### Written instruction
Rewrite the part of the Boto3 and lakeFS page that starts with "To use Boto with" and ends with "get, list, delete)", changing "bucket name" to "repository name".

Skip to content

Using Boto3 with lakeFS S3 Gateway

lakeFS exposes an S3-compatible API through its S3 Gateway, allowing you to use Boto3 (AWS SDK for Python) directly with lakeFS. This integration is perfect for existing S3 workflows and applications.

Info

To use Boto with lakeFS alongside S3, check out Boto S3 Router. It will route requests to either S3 or lakeFS according to the provided bucket name.

When to Use

Use Boto with lakeFS when you:

  • Have existing S3 workflows you want to use with lakeFS
  • Need S3-compatible operations (put, get, list, delete)
  • Work with legacy S3 applications
  • Want to migrate from S3 without code changes

For versioning-focused workflows, use the High-Level SDK or lakefs-spec.

Installation

Install Boto3 using pip:

pip install boto3

Or upgrade to the latest version:

pip install --upgrade boto3

Basic Setup

Initializing Boto3 Client

import boto3

# Create S3 client pointing to lakeFS
s3 = boto3.client(
    's3',
    endpoint_url='https://example.lakefs.io',
    aws_access_key_id='your-access-key',
    aws_secret_access_key='your-secret-key',
    region_name='us-east-1'
)

print("Client initialized")

Checksum Configuration

In newer versions of Boto3 when using HTTPS, you might encounter an AccessDenied error with lakeFS logs showing encoding/hex: invalid byte: U+0053 'S'. This is due to checksum configuration.

Configuring Checksum Settings

import boto3
from botocore.config import Config

# Configure checksum settings
config = Config(
    request_checksum_calculation='when_required',
    response_checksum_validation='when_required'
)

s3 = boto3.client(
    's3',
    endpoint_url='https://lakefs.example.io',
    aws_access_key_id='your-access-key',
    aws_secret_access_key='your-secret-key',
    config=config
)

print("Client with checksum configuration initialized")

Basic Operations

Uploading Objects

import boto3

s3 = boto3.client(
    's3',
    endpoint_url='https://example.lakefs.io',
    aws_access_key_id='your-access-key',
    aws_secret_access_key='your-secret-key'
)

# Upload from bytes
data = b"Hello, lakeFS!"
s3.put_object(
    Bucket='my-repo',
    Key='main/data/hello.txt',
    Body=data
)

# Upload from file
with open('local_file.csv', 'rb') as f:
    s3.put_object(
        Bucket='my-repo',
        Key='main/data/imported.csv',
        Body=f
    )

### Information supplied
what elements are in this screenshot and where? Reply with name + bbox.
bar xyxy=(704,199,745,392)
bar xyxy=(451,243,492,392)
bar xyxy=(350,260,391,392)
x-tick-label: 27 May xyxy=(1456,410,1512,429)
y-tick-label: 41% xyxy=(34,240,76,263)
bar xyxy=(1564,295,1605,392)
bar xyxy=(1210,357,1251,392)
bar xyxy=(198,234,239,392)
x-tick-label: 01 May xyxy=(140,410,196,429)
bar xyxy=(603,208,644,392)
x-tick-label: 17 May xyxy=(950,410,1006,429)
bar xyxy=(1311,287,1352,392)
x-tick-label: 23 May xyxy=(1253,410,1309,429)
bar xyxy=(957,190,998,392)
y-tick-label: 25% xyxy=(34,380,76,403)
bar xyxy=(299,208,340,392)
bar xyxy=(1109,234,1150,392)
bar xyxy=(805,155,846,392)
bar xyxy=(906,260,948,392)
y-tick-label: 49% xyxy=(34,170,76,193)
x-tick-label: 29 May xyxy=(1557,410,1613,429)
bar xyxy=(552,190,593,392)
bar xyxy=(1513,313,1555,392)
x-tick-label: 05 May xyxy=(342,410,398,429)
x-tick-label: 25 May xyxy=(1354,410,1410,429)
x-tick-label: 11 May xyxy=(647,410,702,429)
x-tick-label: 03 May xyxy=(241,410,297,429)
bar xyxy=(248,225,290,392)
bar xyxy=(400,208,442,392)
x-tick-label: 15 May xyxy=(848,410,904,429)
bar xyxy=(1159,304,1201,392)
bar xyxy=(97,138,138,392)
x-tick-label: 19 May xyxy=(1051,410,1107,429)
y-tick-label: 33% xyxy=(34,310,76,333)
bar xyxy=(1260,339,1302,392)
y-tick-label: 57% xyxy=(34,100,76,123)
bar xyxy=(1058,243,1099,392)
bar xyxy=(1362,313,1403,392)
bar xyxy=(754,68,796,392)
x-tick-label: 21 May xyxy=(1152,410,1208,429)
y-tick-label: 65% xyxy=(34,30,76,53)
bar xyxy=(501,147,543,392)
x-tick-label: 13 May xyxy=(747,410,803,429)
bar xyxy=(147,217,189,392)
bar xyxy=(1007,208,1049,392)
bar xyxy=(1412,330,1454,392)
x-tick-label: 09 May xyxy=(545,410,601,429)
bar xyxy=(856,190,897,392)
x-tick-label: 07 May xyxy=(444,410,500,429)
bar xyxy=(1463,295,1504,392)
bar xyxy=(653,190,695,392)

### Final answer
To use Boto with lakeFS alongside S3, check out Boto S3 Router. It will route requests to either S3 or lakeFS according to the provided repository name.

When to Use

Use Boto with lakeFS when you:

  • Have existing S3 workflows you want to use with lakeFS
  • Need S3-compatible operations (put, get, list, delete)